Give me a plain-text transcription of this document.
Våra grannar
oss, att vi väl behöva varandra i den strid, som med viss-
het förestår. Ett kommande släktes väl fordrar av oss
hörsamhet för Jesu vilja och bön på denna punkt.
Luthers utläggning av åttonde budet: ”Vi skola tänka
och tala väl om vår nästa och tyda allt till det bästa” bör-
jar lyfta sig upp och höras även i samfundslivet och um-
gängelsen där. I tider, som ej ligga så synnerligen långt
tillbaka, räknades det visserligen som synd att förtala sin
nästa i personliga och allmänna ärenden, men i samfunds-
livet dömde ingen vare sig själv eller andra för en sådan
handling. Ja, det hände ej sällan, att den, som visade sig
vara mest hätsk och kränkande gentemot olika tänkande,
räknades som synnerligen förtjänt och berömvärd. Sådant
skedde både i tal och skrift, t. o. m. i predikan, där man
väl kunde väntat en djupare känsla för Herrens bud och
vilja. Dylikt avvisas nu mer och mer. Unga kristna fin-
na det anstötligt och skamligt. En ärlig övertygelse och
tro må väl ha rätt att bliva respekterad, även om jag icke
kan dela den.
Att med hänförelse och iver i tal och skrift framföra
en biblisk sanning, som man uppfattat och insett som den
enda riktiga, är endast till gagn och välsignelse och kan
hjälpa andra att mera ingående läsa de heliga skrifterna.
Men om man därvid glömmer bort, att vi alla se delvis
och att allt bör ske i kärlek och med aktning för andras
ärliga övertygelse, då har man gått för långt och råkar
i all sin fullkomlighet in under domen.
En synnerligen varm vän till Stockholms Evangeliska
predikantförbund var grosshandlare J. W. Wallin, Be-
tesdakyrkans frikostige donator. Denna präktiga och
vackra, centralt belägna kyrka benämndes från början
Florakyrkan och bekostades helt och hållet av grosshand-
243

━━━━━━━━━━━━━━━━━━━━━━━━━━━━━━

Write out the material from the first line to the last, exactly.

Give me a plain-text transcription of this document.
Våra grannar
oss, att vi väl behöva varandra i den strid, som med viss-
het förestår. Ett kommande släktes väl fordrar av oss
hörsamhet för Jesu vilja och bön på denna punkt.
Luthers utläggning av åttonde budet: ”Vi skola tänka
och tala väl om vår nästa och tyda allt till det bästa” bör-
jar lyfta sig upp och höras även i samfundslivet och um-
gängelsen där. I tider, som ej ligga så synnerligen långt
tillbaka, räknades det visserligen som synd att förtala sin
nästa i personliga och allmänna ärenden, men i samfunds-
livet dömde ingen vare sig själv eller andra för en sådan
handling. Ja, det hände ej sällan, att den, som visade sig
vara mest hätsk och kränkande gentemot olika tänkande,
räknades som synnerligen förtjänt och berömvärd. Sådant
skedde både i tal och skrift, t. o. m. i predikan, där man
väl kunde väntat en djupare känsla för Herrens bud och
vilja. Dylikt avvisas nu mer och mer. Unga kristna fin-
na det anstötligt och skamligt. En ärlig övertygelse och
tro må väl ha rätt att bliva respekterad, även om jag icke
kan dela den.
Att med hänförelse och iver i tal och skrift framföra
en biblisk sanning, som man uppfattat och insett som den
enda riktiga, är endast till gagn och välsignelse och kan
hjälpa andra att mera ingående läsa de heliga skrifterna.
Men om man därvid glömmer bort, att vi alla se delvis
och att allt bör ske i kärlek och med aktning för andras
ärliga övertygelse, då har man gått för långt och råkar
i all sin fullkomlighet in under domen.
En synnerligen varm vän till Stockholms Evangeliska
predikantförbund var grosshandlare J. W. Wallin, Be-
tesdakyrkans frikostige donator. Denna präktiga och
vackra, centralt belägna kyrka benämndes från början
Florakyrkan och bekostades helt och hållet av grosshand-
243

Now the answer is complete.